* _Required work_: Note how many lines hold "speed" and report that number by itself.

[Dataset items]
● ● ● ● ●
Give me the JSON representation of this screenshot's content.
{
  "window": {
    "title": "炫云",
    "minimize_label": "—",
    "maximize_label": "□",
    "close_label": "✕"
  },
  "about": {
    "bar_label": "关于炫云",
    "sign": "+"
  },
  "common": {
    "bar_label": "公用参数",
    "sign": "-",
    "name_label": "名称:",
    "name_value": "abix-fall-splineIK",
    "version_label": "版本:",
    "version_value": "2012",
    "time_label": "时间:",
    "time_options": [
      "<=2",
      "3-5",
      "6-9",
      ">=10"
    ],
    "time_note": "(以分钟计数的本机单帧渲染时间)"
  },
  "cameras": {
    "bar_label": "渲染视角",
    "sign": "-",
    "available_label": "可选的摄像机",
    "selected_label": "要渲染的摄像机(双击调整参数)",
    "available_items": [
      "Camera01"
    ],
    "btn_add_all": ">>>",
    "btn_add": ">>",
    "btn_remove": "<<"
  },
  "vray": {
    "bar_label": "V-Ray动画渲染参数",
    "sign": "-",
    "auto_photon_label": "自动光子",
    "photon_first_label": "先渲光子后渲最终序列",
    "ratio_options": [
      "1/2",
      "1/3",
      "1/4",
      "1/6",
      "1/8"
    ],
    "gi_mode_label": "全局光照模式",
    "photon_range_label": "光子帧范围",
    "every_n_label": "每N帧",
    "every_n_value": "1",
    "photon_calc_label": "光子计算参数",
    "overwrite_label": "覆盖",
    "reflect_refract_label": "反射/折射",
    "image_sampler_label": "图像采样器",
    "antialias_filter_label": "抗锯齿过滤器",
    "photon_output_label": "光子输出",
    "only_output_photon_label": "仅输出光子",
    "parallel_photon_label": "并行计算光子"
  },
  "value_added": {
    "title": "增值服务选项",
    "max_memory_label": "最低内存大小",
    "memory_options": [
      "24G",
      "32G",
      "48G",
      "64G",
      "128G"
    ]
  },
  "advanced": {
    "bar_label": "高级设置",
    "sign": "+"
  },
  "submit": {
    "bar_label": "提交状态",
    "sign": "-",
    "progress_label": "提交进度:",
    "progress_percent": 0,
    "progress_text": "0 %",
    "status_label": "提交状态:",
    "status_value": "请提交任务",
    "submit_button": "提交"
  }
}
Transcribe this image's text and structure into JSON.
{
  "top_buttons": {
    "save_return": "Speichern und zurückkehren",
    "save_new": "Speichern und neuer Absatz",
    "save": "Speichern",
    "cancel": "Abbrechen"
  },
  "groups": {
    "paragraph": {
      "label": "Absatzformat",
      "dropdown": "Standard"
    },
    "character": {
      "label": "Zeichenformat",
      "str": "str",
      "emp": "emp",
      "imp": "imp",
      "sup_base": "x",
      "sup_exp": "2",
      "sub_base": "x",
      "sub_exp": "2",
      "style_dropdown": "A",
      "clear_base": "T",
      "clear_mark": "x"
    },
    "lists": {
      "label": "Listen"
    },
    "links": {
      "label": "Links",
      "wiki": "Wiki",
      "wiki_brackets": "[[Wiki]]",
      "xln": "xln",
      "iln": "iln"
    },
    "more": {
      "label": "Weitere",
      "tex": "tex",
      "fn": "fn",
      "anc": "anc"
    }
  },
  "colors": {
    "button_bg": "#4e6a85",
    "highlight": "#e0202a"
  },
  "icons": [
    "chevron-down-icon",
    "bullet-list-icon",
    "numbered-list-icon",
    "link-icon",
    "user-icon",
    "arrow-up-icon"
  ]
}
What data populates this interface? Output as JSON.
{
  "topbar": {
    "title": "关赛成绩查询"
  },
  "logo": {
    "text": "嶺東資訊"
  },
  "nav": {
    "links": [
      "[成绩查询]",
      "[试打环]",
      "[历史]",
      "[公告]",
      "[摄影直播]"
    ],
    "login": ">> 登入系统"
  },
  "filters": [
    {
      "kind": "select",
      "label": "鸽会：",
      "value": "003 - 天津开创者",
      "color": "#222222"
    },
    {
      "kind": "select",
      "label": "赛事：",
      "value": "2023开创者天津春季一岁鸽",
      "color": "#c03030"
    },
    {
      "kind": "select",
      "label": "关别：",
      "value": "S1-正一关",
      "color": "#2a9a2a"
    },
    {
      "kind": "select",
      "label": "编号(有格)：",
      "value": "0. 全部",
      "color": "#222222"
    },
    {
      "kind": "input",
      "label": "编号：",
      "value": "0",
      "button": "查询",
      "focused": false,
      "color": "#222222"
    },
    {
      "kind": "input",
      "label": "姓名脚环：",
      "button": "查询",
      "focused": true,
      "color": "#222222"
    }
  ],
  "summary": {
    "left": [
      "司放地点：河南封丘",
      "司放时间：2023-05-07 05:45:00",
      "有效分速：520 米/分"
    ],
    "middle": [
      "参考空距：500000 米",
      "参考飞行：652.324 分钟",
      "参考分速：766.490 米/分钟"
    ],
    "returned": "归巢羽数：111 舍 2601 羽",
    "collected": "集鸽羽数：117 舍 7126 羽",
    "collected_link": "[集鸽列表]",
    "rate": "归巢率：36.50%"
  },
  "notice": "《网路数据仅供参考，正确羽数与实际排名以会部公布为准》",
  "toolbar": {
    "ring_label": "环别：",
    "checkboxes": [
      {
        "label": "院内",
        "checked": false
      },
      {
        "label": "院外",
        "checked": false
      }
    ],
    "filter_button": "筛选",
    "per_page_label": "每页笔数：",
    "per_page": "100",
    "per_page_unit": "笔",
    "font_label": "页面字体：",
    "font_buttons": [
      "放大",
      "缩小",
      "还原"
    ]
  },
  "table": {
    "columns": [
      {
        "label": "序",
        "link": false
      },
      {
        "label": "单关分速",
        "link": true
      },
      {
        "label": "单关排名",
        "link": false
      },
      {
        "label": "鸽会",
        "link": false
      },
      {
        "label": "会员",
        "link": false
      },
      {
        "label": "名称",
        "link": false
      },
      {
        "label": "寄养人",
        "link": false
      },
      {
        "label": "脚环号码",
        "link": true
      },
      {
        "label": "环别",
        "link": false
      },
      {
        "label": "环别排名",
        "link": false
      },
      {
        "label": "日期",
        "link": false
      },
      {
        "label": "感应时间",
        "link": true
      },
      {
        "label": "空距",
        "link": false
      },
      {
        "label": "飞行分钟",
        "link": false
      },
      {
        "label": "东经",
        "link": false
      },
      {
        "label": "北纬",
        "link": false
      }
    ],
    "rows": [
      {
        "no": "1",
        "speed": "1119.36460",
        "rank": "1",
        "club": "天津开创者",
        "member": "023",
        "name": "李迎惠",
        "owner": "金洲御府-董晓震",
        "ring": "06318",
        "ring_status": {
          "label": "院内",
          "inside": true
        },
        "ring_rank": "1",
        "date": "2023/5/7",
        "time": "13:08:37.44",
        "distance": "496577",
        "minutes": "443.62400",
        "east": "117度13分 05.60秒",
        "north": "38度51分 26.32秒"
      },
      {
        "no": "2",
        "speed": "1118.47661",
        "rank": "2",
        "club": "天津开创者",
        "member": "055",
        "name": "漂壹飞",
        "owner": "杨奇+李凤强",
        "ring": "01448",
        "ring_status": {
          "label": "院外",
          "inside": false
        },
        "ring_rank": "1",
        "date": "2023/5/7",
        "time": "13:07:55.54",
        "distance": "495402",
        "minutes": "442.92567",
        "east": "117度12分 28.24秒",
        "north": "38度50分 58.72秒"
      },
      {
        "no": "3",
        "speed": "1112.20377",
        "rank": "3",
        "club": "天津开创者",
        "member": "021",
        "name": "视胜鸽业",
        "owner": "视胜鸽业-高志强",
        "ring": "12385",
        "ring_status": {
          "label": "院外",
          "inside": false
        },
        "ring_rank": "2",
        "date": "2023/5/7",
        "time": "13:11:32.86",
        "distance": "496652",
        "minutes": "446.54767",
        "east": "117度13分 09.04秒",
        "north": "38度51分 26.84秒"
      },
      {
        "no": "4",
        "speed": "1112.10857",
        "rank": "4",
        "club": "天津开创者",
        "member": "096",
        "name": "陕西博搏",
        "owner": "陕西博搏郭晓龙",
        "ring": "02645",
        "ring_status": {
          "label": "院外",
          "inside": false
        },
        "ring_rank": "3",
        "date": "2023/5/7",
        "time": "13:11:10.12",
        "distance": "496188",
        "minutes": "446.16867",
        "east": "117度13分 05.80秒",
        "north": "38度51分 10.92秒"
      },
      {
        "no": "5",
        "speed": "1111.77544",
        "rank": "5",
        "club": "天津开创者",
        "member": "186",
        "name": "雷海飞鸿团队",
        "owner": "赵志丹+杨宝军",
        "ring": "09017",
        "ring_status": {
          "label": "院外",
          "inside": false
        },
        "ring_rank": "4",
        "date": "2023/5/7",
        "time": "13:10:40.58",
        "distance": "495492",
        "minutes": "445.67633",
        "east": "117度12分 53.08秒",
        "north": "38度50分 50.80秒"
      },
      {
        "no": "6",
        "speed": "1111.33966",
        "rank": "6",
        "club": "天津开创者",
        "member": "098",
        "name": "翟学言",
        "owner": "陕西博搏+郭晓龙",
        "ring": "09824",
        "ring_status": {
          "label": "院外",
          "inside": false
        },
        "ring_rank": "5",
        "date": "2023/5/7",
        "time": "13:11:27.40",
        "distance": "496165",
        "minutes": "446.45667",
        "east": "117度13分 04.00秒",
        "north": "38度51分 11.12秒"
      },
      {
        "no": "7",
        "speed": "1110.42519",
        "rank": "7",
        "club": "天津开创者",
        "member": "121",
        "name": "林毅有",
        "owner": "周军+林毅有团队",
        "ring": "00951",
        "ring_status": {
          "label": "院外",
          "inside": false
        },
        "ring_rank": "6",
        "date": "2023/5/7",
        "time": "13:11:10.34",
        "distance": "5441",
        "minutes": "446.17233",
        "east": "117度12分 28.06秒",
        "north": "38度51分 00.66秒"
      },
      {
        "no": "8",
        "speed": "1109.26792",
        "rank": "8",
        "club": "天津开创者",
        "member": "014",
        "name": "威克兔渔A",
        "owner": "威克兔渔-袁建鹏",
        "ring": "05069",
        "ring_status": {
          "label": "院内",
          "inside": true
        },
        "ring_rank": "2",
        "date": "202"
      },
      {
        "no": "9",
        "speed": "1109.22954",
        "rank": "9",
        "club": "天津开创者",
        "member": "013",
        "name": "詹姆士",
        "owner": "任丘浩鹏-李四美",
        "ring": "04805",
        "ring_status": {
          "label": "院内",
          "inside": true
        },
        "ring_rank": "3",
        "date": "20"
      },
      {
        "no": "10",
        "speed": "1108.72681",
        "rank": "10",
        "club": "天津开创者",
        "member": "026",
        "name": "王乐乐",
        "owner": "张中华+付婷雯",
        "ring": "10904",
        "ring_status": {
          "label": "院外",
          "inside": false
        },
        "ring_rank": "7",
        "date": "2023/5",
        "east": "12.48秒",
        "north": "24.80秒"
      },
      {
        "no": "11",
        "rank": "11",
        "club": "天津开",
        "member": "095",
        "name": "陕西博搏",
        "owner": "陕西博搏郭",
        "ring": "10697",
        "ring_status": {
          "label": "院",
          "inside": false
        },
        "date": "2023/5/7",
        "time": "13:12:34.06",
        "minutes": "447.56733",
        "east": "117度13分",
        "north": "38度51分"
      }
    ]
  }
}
● ● ● ● ●
* _Result of the task_: 10